EXTRACTED MATERIAL
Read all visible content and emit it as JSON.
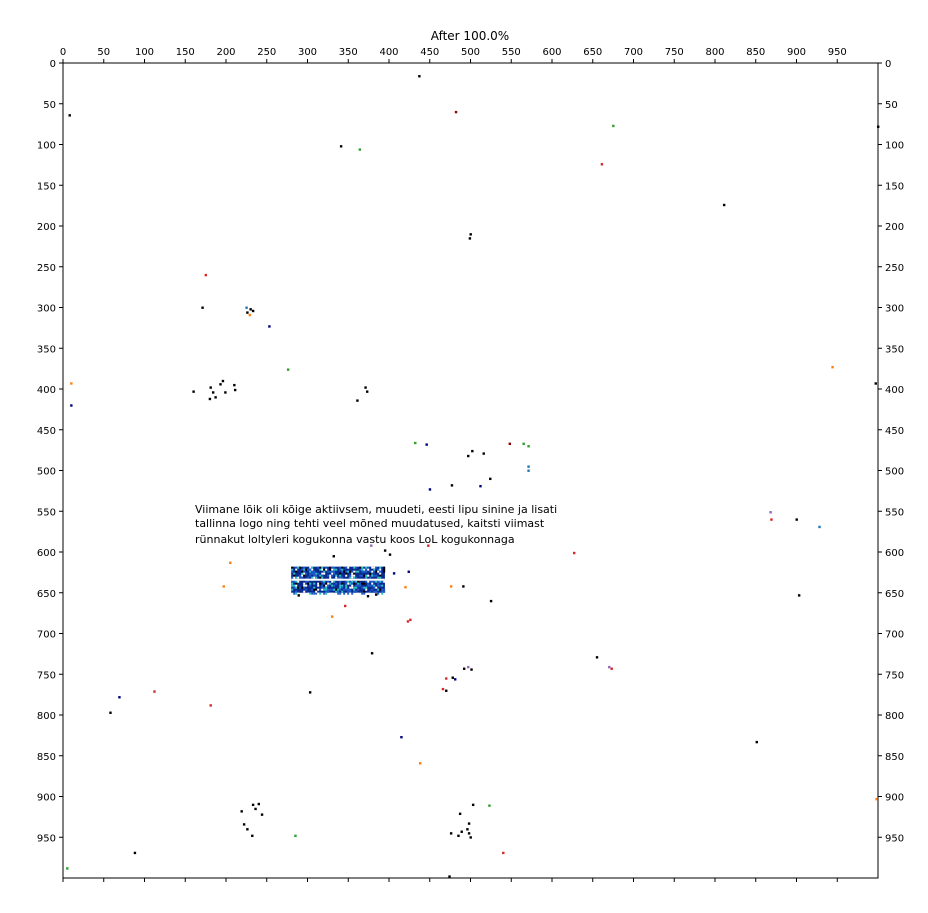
{
  "chart_data": {
    "type": "scatter",
    "title": "After 100.0%",
    "xlim": [
      0,
      1000
    ],
    "ylim": [
      0,
      1000
    ],
    "y_inverted": true,
    "x_ticks": [
      "0",
      "50",
      "100",
      "150",
      "200",
      "250",
      "300",
      "350",
      "400",
      "450",
      "500",
      "550",
      "600",
      "650",
      "700",
      "750",
      "800",
      "850",
      "900",
      "950"
    ],
    "y_ticks": [
      "0",
      "50",
      "100",
      "150",
      "200",
      "250",
      "300",
      "350",
      "400",
      "450",
      "500",
      "550",
      "600",
      "650",
      "700",
      "750",
      "800",
      "850",
      "900",
      "950"
    ],
    "grid": false,
    "annotation": [
      "Viimane lõik oli kõige aktiivsem, muudeti, eesti lipu sinine ja lisati",
      "tallinna logo ning tehti veel mõned muudatused, kaitsti viimast",
      "rünnakut loltyleri kogukonna vastu koos LoL kogukonnaga"
    ],
    "patch": {
      "x_range": [
        280,
        395
      ],
      "y_range": [
        618,
        650
      ],
      "colors": [
        "#0b2a8f",
        "#1f5cc8",
        "#2ec4c4",
        "#ffffff",
        "#000000"
      ]
    },
    "points": [
      {
        "x": 437,
        "y": 16,
        "c": "#000000"
      },
      {
        "x": 482,
        "y": 60,
        "c": "#8b0000"
      },
      {
        "x": 8,
        "y": 64,
        "c": "#000000"
      },
      {
        "x": 675,
        "y": 77,
        "c": "#2ca02c"
      },
      {
        "x": 1000,
        "y": 78,
        "c": "#000000"
      },
      {
        "x": 341,
        "y": 102,
        "c": "#000000"
      },
      {
        "x": 364,
        "y": 106,
        "c": "#2ca02c"
      },
      {
        "x": 661,
        "y": 124,
        "c": "#d62728"
      },
      {
        "x": 811,
        "y": 174,
        "c": "#000000"
      },
      {
        "x": 500,
        "y": 210,
        "c": "#000000"
      },
      {
        "x": 499,
        "y": 215,
        "c": "#000000"
      },
      {
        "x": 175,
        "y": 260,
        "c": "#d62728"
      },
      {
        "x": 171,
        "y": 300,
        "c": "#000000"
      },
      {
        "x": 225,
        "y": 300,
        "c": "#1f77b4"
      },
      {
        "x": 230,
        "y": 302,
        "c": "#000000"
      },
      {
        "x": 226,
        "y": 306,
        "c": "#000000"
      },
      {
        "x": 229,
        "y": 309,
        "c": "#ff7f0e"
      },
      {
        "x": 233,
        "y": 304,
        "c": "#000000"
      },
      {
        "x": 253,
        "y": 323,
        "c": "#000080"
      },
      {
        "x": 276,
        "y": 376,
        "c": "#2ca02c"
      },
      {
        "x": 944,
        "y": 373,
        "c": "#ff7f0e"
      },
      {
        "x": 10,
        "y": 393,
        "c": "#ff7f0e"
      },
      {
        "x": 997,
        "y": 393,
        "c": "#000000"
      },
      {
        "x": 160,
        "y": 403,
        "c": "#000000"
      },
      {
        "x": 181,
        "y": 398,
        "c": "#000000"
      },
      {
        "x": 184,
        "y": 404,
        "c": "#000000"
      },
      {
        "x": 187,
        "y": 410,
        "c": "#000000"
      },
      {
        "x": 180,
        "y": 412,
        "c": "#000000"
      },
      {
        "x": 193,
        "y": 394,
        "c": "#000000"
      },
      {
        "x": 196,
        "y": 390,
        "c": "#000000"
      },
      {
        "x": 199,
        "y": 404,
        "c": "#000000"
      },
      {
        "x": 210,
        "y": 395,
        "c": "#000000"
      },
      {
        "x": 211,
        "y": 401,
        "c": "#000000"
      },
      {
        "x": 371,
        "y": 398,
        "c": "#000000"
      },
      {
        "x": 373,
        "y": 403,
        "c": "#000000"
      },
      {
        "x": 361,
        "y": 414,
        "c": "#000000"
      },
      {
        "x": 10,
        "y": 420,
        "c": "#000080"
      },
      {
        "x": 432,
        "y": 466,
        "c": "#2ca02c"
      },
      {
        "x": 446,
        "y": 468,
        "c": "#000080"
      },
      {
        "x": 548,
        "y": 467,
        "c": "#8b0000"
      },
      {
        "x": 565,
        "y": 467,
        "c": "#2ca02c"
      },
      {
        "x": 571,
        "y": 470,
        "c": "#2ca02c"
      },
      {
        "x": 502,
        "y": 476,
        "c": "#000000"
      },
      {
        "x": 497,
        "y": 482,
        "c": "#000000"
      },
      {
        "x": 516,
        "y": 479,
        "c": "#000000"
      },
      {
        "x": 571,
        "y": 495,
        "c": "#1f77b4"
      },
      {
        "x": 571,
        "y": 500,
        "c": "#1f77b4"
      },
      {
        "x": 524,
        "y": 510,
        "c": "#000000"
      },
      {
        "x": 477,
        "y": 518,
        "c": "#000000"
      },
      {
        "x": 512,
        "y": 519,
        "c": "#000080"
      },
      {
        "x": 450,
        "y": 523,
        "c": "#000080"
      },
      {
        "x": 868,
        "y": 551,
        "c": "#9467bd"
      },
      {
        "x": 869,
        "y": 560,
        "c": "#d62728"
      },
      {
        "x": 900,
        "y": 560,
        "c": "#000000"
      },
      {
        "x": 928,
        "y": 569,
        "c": "#1f77b4"
      },
      {
        "x": 378,
        "y": 592,
        "c": "#9467bd"
      },
      {
        "x": 448,
        "y": 592,
        "c": "#d62728"
      },
      {
        "x": 395,
        "y": 598,
        "c": "#000000"
      },
      {
        "x": 401,
        "y": 603,
        "c": "#000000"
      },
      {
        "x": 627,
        "y": 601,
        "c": "#d62728"
      },
      {
        "x": 332,
        "y": 605,
        "c": "#000000"
      },
      {
        "x": 205,
        "y": 613,
        "c": "#ff7f0e"
      },
      {
        "x": 406,
        "y": 626,
        "c": "#000080"
      },
      {
        "x": 424,
        "y": 624,
        "c": "#000080"
      },
      {
        "x": 197,
        "y": 642,
        "c": "#ff7f0e"
      },
      {
        "x": 420,
        "y": 643,
        "c": "#ff7f0e"
      },
      {
        "x": 476,
        "y": 642,
        "c": "#ff7f0e"
      },
      {
        "x": 491,
        "y": 642,
        "c": "#000000"
      },
      {
        "x": 289,
        "y": 653,
        "c": "#000000"
      },
      {
        "x": 374,
        "y": 654,
        "c": "#000000"
      },
      {
        "x": 384,
        "y": 652,
        "c": "#000000"
      },
      {
        "x": 525,
        "y": 660,
        "c": "#000000"
      },
      {
        "x": 903,
        "y": 653,
        "c": "#000000"
      },
      {
        "x": 346,
        "y": 666,
        "c": "#d62728"
      },
      {
        "x": 330,
        "y": 679,
        "c": "#ff7f0e"
      },
      {
        "x": 423,
        "y": 685,
        "c": "#d62728"
      },
      {
        "x": 426,
        "y": 683,
        "c": "#d62728"
      },
      {
        "x": 379,
        "y": 724,
        "c": "#000000"
      },
      {
        "x": 655,
        "y": 729,
        "c": "#000000"
      },
      {
        "x": 670,
        "y": 741,
        "c": "#9467bd"
      },
      {
        "x": 673,
        "y": 743,
        "c": "#d62728"
      },
      {
        "x": 492,
        "y": 743,
        "c": "#000000"
      },
      {
        "x": 497,
        "y": 741,
        "c": "#9467bd"
      },
      {
        "x": 501,
        "y": 744,
        "c": "#000000"
      },
      {
        "x": 470,
        "y": 755,
        "c": "#d62728"
      },
      {
        "x": 478,
        "y": 754,
        "c": "#000000"
      },
      {
        "x": 481,
        "y": 756,
        "c": "#000080"
      },
      {
        "x": 466,
        "y": 768,
        "c": "#d62728"
      },
      {
        "x": 470,
        "y": 770,
        "c": "#000000"
      },
      {
        "x": 112,
        "y": 771,
        "c": "#d62728"
      },
      {
        "x": 303,
        "y": 772,
        "c": "#000000"
      },
      {
        "x": 69,
        "y": 778,
        "c": "#000080"
      },
      {
        "x": 181,
        "y": 788,
        "c": "#d62728"
      },
      {
        "x": 58,
        "y": 797,
        "c": "#000000"
      },
      {
        "x": 415,
        "y": 827,
        "c": "#000080"
      },
      {
        "x": 851,
        "y": 833,
        "c": "#000000"
      },
      {
        "x": 438,
        "y": 859,
        "c": "#ff7f0e"
      },
      {
        "x": 998,
        "y": 903,
        "c": "#ff7f0e"
      },
      {
        "x": 233,
        "y": 910,
        "c": "#000000"
      },
      {
        "x": 240,
        "y": 909,
        "c": "#000000"
      },
      {
        "x": 236,
        "y": 915,
        "c": "#000000"
      },
      {
        "x": 503,
        "y": 910,
        "c": "#000000"
      },
      {
        "x": 523,
        "y": 911,
        "c": "#2ca02c"
      },
      {
        "x": 219,
        "y": 918,
        "c": "#000000"
      },
      {
        "x": 244,
        "y": 922,
        "c": "#000000"
      },
      {
        "x": 487,
        "y": 921,
        "c": "#000000"
      },
      {
        "x": 222,
        "y": 934,
        "c": "#000000"
      },
      {
        "x": 226,
        "y": 940,
        "c": "#000000"
      },
      {
        "x": 498,
        "y": 933,
        "c": "#000000"
      },
      {
        "x": 476,
        "y": 945,
        "c": "#000000"
      },
      {
        "x": 489,
        "y": 943,
        "c": "#000000"
      },
      {
        "x": 496,
        "y": 940,
        "c": "#000000"
      },
      {
        "x": 498,
        "y": 945,
        "c": "#000000"
      },
      {
        "x": 485,
        "y": 948,
        "c": "#000000"
      },
      {
        "x": 500,
        "y": 950,
        "c": "#000000"
      },
      {
        "x": 232,
        "y": 948,
        "c": "#000000"
      },
      {
        "x": 285,
        "y": 948,
        "c": "#2ca02c"
      },
      {
        "x": 88,
        "y": 969,
        "c": "#000000"
      },
      {
        "x": 540,
        "y": 969,
        "c": "#d62728"
      },
      {
        "x": 5,
        "y": 988,
        "c": "#2ca02c"
      },
      {
        "x": 474,
        "y": 998,
        "c": "#000000"
      }
    ]
  }
}
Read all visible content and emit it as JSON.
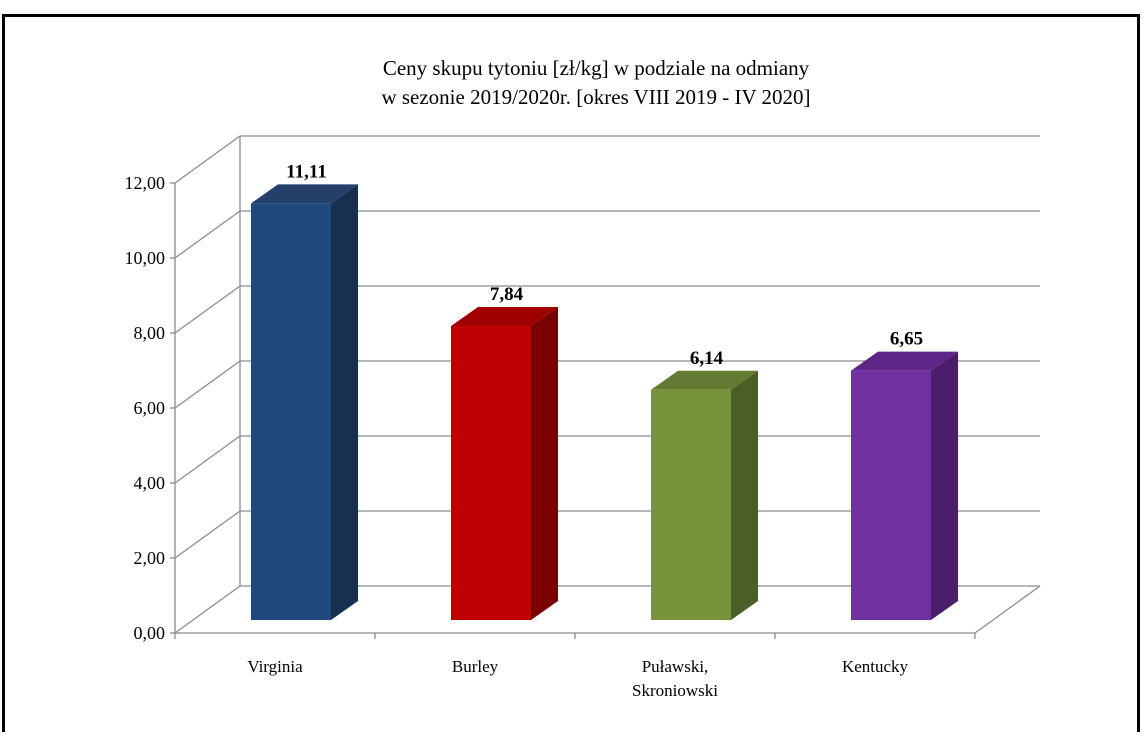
{
  "chart_data": {
    "type": "bar",
    "title_lines": [
      "Ceny skupu tytoniu [zł/kg]  w podziale na odmiany",
      "w sezonie 2019/2020r.    [okres VIII 2019 - IV 2020]"
    ],
    "categories": [
      [
        "Virginia"
      ],
      [
        "Burley"
      ],
      [
        "Puławski,",
        "Skroniowski"
      ],
      [
        "Kentucky"
      ]
    ],
    "values": [
      11.11,
      7.84,
      6.14,
      6.65
    ],
    "value_labels": [
      "11,11",
      "7,84",
      "6,14",
      "6,65"
    ],
    "colors": [
      {
        "front": "#1f497d",
        "top": "#243f6a",
        "side": "#17304f"
      },
      {
        "front": "#c00000",
        "top": "#a00000",
        "side": "#7a0000"
      },
      {
        "front": "#77933c",
        "top": "#627a31",
        "side": "#4b5e25"
      },
      {
        "front": "#7030a0",
        "top": "#5e2787",
        "side": "#4a1e6a"
      }
    ],
    "yticks": [
      "0,00",
      "2,00",
      "4,00",
      "6,00",
      "8,00",
      "10,00",
      "12,00"
    ],
    "ylim": [
      0,
      12
    ],
    "grid": true,
    "legend": "none"
  }
}
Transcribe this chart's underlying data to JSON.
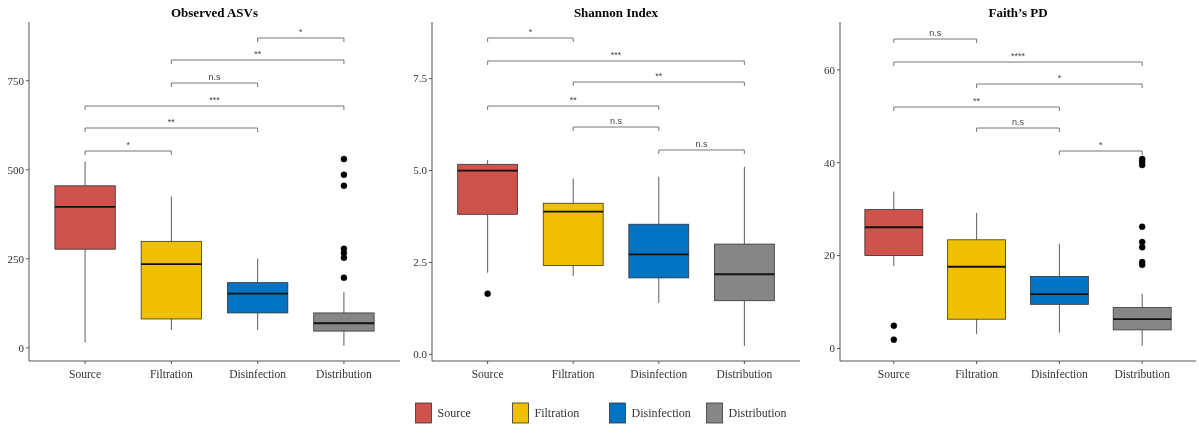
{
  "chart_data": [
    {
      "type": "box",
      "title": "Observed ASVs",
      "categories": [
        "Source",
        "Filtration",
        "Disinfection",
        "Distribution"
      ],
      "colors": [
        "#cd534c",
        "#efc000",
        "#0073c2",
        "#868686"
      ],
      "boxes": [
        {
          "low": 15,
          "q1": 277,
          "median": 396,
          "q3": 455,
          "high": 523
        },
        {
          "low": 50,
          "q1": 81,
          "median": 235,
          "q3": 299,
          "high": 425
        },
        {
          "low": 50,
          "q1": 98,
          "median": 152,
          "q3": 183,
          "high": 250
        },
        {
          "low": 6,
          "q1": 47,
          "median": 69,
          "q3": 98,
          "high": 157,
          "outliers": [
            530,
            486,
            455,
            278,
            266,
            253,
            197
          ]
        }
      ],
      "ylim": [
        -37,
        915
      ],
      "yticks": [
        0,
        250,
        500,
        750
      ],
      "grid": false,
      "annotations": [
        "*",
        "**",
        "***",
        "n.s",
        "**",
        "*"
      ]
    },
    {
      "type": "box",
      "title": "Shannon Index",
      "categories": [
        "Source",
        "Filtration",
        "Disinfection",
        "Distribution"
      ],
      "colors": [
        "#cd534c",
        "#efc000",
        "#0073c2",
        "#868686"
      ],
      "boxes": [
        {
          "low": 2.22,
          "q1": 3.81,
          "median": 5.0,
          "q3": 5.17,
          "high": 5.29,
          "outliers": [
            1.65
          ]
        },
        {
          "low": 2.13,
          "q1": 2.42,
          "median": 3.88,
          "q3": 4.11,
          "high": 4.78
        },
        {
          "low": 1.4,
          "q1": 2.08,
          "median": 2.72,
          "q3": 3.54,
          "high": 4.83
        },
        {
          "low": 0.23,
          "q1": 1.46,
          "median": 2.18,
          "q3": 3.0,
          "high": 5.1
        }
      ],
      "ylim": [
        -0.18,
        9.04
      ],
      "yticks": [
        {
          "value": 0,
          "label": "0.0"
        },
        {
          "value": 2.5,
          "label": "2.5"
        },
        {
          "value": 5,
          "label": "5.0"
        },
        {
          "value": 7.5,
          "label": "7.5"
        }
      ],
      "grid": false,
      "annotations": [
        "*",
        "***",
        "**",
        "**",
        "n.s",
        "n.s"
      ]
    },
    {
      "type": "box",
      "title": "Faith’s PD",
      "categories": [
        "Source",
        "Filtration",
        "Disinfection",
        "Distribution"
      ],
      "colors": [
        "#cd534c",
        "#efc000",
        "#0073c2",
        "#868686"
      ],
      "boxes": [
        {
          "low": 17.7,
          "q1": 20.0,
          "median": 26.1,
          "q3": 29.9,
          "high": 33.8,
          "outliers": [
            4.9,
            1.9
          ]
        },
        {
          "low": 3.1,
          "q1": 6.3,
          "median": 17.6,
          "q3": 23.4,
          "high": 29.2
        },
        {
          "low": 3.4,
          "q1": 9.5,
          "median": 11.7,
          "q3": 15.5,
          "high": 22.5
        },
        {
          "low": 0.6,
          "q1": 4.0,
          "median": 6.3,
          "q3": 8.8,
          "high": 11.8,
          "outliers": [
            40.8,
            40.2,
            39.5,
            26.2,
            22.9,
            21.8,
            18.6,
            18.0
          ]
        }
      ],
      "ylim": [
        -2.7,
        70.3
      ],
      "yticks": [
        0,
        20,
        40,
        60
      ],
      "grid": false,
      "annotations": [
        "n.s",
        "****",
        "*",
        "**",
        "n.s",
        "*"
      ]
    }
  ]
}
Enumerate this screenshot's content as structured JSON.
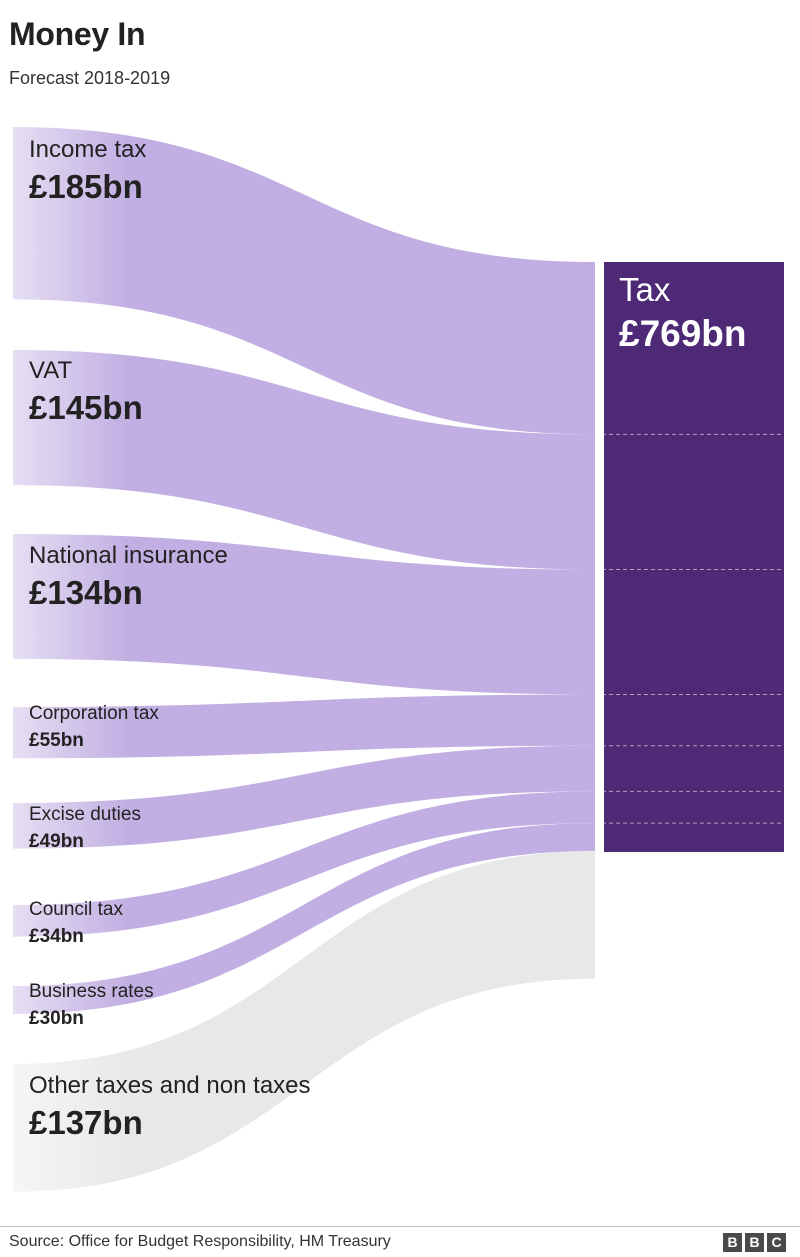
{
  "title": "Money In",
  "subtitle": "Forecast 2018-2019",
  "chart_data": {
    "type": "sankey",
    "unit": "£bn",
    "target": {
      "name": "Tax",
      "value_label": "£769bn",
      "value": 769
    },
    "sources": [
      {
        "name": "Income tax",
        "value_label": "£185bn",
        "value": 185,
        "flows_to": "Tax",
        "size": "big"
      },
      {
        "name": "VAT",
        "value_label": "£145bn",
        "value": 145,
        "flows_to": "Tax",
        "size": "big"
      },
      {
        "name": "National insurance",
        "value_label": "£134bn",
        "value": 134,
        "flows_to": "Tax",
        "size": "big"
      },
      {
        "name": "Corporation tax",
        "value_label": "£55bn",
        "value": 55,
        "flows_to": "Tax",
        "size": "small"
      },
      {
        "name": "Excise duties",
        "value_label": "£49bn",
        "value": 49,
        "flows_to": "Tax",
        "size": "small"
      },
      {
        "name": "Council tax",
        "value_label": "£34bn",
        "value": 34,
        "flows_to": "Tax",
        "size": "small"
      },
      {
        "name": "Business rates",
        "value_label": "£30bn",
        "value": 30,
        "flows_to": "Tax",
        "size": "small"
      },
      {
        "name": "Other taxes and non taxes",
        "value_label": "£137bn",
        "value": 137,
        "flows_to": null,
        "size": "big"
      }
    ],
    "colors": {
      "tax_flow": "#c1aee2",
      "tax_flow_light": "#e6dff3",
      "tax_node": "#4e2a76",
      "non_tax_flow": "#e8e8e8",
      "non_tax_flow_light": "#f6f6f6"
    }
  },
  "footer": {
    "source": "Source: Office for Budget Responsibility, HM Treasury",
    "logo_letters": [
      "B",
      "B",
      "C"
    ]
  }
}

SET EXERCISE
Look through the entries above and list every line containing "median".

SOLUTION TO THIS EXERCISE
          "median": 396,
          "median": 235,
          "median": 152,
          "median": 69,
          "median": 5.0,
          "median": 3.88,
          "median": 2.72,
          "median": 2.18,
          "median": 26.1,
          "median": 17.6,
          "median": 11.7,
          "median": 6.3,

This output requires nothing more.